**Prompt**
Pick up the passage on the Bank Marketing Dataset experiments after its last sentence and continue it.

**Source document**
++++++++

These results reflect a clear shift in the model’s behavior: the hybrid resampling and simpler features led to more selective, precise predictions, but at the cost of missing some true positives. The modest improvement in F1-score suggests this approach offers a more balanced model than the one used in Experiment One.
The set of experiments explored different strategies for improving classification performance on the Bank Marketing Dataset, with the primary challenge being a highly imbalanced target variable. Each model incorporated a distinct method for addressing this issue, including deeper trees, class weighting, sampling techniques, and feature engineering. While these adjustments produced variations in performance, the overall patterns reveal a limited capacity to achieve both high recall and high precision simultaneously.
The Decision Tree models provided useful baselines but highlighted the trade-off between model complexity and generalization. Deeper trees increased recall but at the cost of precision, while class weighting modestly improved recall without significantly affecting precision. These models struggled to generalize, often overfitting to the training data.

++++++++

**Page segmentation data**

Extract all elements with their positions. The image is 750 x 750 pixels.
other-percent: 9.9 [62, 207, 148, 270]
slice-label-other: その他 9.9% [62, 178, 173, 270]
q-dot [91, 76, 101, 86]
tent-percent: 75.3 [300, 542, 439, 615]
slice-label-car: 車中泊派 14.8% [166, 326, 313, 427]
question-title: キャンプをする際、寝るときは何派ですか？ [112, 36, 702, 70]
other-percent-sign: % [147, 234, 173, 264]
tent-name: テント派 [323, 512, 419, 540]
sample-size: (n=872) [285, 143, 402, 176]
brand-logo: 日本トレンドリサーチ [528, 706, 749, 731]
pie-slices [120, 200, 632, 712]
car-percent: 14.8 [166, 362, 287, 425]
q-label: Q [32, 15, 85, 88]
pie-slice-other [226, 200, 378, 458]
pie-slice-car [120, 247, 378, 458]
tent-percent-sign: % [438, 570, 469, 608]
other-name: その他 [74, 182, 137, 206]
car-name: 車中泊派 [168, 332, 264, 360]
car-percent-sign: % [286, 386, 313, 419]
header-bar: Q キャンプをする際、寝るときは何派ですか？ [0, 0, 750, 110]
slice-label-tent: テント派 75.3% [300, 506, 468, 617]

++++++++

**Answer below**
Random Forests improved overall stability and delivered better balance across metrics, particularly when combined with upsampling. Still, neither Random Forest configuration overcame the precision-recall trade-off. Feature engineering offered minor improvements in recall but did not produce meaningful gains in AUC.
AdaBoost models produced the most polarized results. The version with numeric transformations and engineered features achieved the highest recall and AUC, indicating a stronger bias toward identifying positive cases. In contrast, the simplified AdaBoost model with SMOTE and downsampling achieved the highest precision, favoring conservative predictions. These results suggest that boosting emphasizes recall at the cost of false positives unless constrained by simplified inputs and balanced training data.
In conclusion, while each modeling choice influenced the bias-variance trade-off differently, none of the approaches consistently delivered strong enough performance to justify deployment. The performance limitations suggest that future work should prioritize testing more advanced classifiers and exploring ways to enhance data quality and feature richness, particularly for the underrepresented class. Without these improvements, further optimization of current models is unlikely to yield substantial gains.